[Objective]: State how many lines of the records contain the string "cuando". Give the number alone.

• • • •

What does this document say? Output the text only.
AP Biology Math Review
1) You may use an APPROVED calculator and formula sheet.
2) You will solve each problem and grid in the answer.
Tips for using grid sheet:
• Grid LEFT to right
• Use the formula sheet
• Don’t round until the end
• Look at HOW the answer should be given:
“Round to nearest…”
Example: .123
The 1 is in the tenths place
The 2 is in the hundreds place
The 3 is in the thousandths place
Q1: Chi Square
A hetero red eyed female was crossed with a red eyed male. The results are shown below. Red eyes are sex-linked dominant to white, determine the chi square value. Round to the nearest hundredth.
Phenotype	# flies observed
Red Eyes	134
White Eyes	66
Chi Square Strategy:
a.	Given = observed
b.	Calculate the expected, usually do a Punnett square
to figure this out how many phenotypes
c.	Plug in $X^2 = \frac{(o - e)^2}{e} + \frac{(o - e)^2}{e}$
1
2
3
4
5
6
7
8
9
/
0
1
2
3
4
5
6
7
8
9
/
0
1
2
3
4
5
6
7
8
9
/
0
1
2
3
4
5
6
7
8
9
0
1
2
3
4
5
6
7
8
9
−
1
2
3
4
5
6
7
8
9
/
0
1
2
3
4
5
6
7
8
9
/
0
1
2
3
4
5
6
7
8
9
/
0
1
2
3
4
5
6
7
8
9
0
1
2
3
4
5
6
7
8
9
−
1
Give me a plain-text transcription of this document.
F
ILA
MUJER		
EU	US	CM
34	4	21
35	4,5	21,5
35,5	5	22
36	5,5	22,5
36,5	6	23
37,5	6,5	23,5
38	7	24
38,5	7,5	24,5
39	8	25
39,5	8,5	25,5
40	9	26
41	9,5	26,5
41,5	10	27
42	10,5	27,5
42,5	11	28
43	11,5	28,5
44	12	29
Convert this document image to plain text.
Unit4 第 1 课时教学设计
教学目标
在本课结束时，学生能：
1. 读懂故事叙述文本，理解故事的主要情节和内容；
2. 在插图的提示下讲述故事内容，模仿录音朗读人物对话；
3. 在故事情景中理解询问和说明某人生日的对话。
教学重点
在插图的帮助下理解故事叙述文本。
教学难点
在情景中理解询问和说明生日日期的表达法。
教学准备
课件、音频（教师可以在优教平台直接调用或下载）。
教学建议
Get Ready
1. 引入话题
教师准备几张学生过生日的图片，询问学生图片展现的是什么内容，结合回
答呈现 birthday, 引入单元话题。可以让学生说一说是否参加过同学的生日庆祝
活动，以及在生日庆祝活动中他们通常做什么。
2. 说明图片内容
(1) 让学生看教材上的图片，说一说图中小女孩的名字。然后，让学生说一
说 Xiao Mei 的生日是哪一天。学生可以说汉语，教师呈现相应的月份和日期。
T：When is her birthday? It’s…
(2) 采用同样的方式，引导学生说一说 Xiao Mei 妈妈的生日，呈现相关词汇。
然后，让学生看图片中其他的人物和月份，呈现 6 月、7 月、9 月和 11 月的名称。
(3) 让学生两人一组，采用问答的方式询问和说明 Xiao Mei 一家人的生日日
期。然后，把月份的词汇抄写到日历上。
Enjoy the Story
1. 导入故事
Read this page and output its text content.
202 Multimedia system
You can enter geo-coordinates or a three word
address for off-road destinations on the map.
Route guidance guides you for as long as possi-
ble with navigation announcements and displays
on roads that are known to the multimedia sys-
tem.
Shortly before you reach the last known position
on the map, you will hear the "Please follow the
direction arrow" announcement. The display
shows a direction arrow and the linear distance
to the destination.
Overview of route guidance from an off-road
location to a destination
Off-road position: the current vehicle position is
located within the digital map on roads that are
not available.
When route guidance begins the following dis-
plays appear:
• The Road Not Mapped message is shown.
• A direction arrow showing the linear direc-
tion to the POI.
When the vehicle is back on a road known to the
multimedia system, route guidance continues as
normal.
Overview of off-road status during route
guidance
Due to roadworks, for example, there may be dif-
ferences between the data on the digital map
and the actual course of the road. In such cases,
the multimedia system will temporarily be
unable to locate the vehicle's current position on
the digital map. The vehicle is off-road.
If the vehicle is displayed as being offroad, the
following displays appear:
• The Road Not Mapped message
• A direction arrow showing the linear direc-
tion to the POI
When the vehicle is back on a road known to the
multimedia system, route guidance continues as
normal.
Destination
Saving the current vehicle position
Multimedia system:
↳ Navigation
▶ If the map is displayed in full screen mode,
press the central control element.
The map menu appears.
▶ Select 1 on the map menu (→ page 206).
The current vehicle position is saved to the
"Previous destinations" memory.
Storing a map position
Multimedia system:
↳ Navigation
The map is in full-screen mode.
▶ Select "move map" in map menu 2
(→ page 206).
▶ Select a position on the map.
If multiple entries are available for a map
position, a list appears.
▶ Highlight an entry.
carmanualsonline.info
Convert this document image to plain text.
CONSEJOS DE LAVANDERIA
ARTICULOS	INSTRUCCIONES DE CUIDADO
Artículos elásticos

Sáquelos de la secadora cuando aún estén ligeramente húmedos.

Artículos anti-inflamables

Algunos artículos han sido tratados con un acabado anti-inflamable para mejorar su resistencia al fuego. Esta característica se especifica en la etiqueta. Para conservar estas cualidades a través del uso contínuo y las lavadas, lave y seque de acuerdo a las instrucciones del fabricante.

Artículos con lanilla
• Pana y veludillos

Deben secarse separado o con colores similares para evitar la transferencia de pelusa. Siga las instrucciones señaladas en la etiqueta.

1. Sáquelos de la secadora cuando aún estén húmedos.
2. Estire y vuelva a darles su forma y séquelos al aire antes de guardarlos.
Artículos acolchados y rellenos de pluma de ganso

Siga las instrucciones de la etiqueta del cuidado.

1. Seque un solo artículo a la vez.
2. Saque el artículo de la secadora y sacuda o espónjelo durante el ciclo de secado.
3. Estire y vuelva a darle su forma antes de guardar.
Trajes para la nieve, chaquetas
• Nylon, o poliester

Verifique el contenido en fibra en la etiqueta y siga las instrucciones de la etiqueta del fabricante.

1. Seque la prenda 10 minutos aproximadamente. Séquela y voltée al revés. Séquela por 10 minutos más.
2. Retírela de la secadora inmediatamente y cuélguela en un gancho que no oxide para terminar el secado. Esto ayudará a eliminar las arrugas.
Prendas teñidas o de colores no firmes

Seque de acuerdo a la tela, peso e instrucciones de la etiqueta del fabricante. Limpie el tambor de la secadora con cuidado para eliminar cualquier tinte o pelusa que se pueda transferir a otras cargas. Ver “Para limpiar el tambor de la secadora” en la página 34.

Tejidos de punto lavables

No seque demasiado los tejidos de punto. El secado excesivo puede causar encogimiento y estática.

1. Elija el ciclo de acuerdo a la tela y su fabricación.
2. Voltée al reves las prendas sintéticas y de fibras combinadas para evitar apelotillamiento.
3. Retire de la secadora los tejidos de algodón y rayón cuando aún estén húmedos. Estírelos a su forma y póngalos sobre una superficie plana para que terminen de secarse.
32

• • • •

[Task output]: 3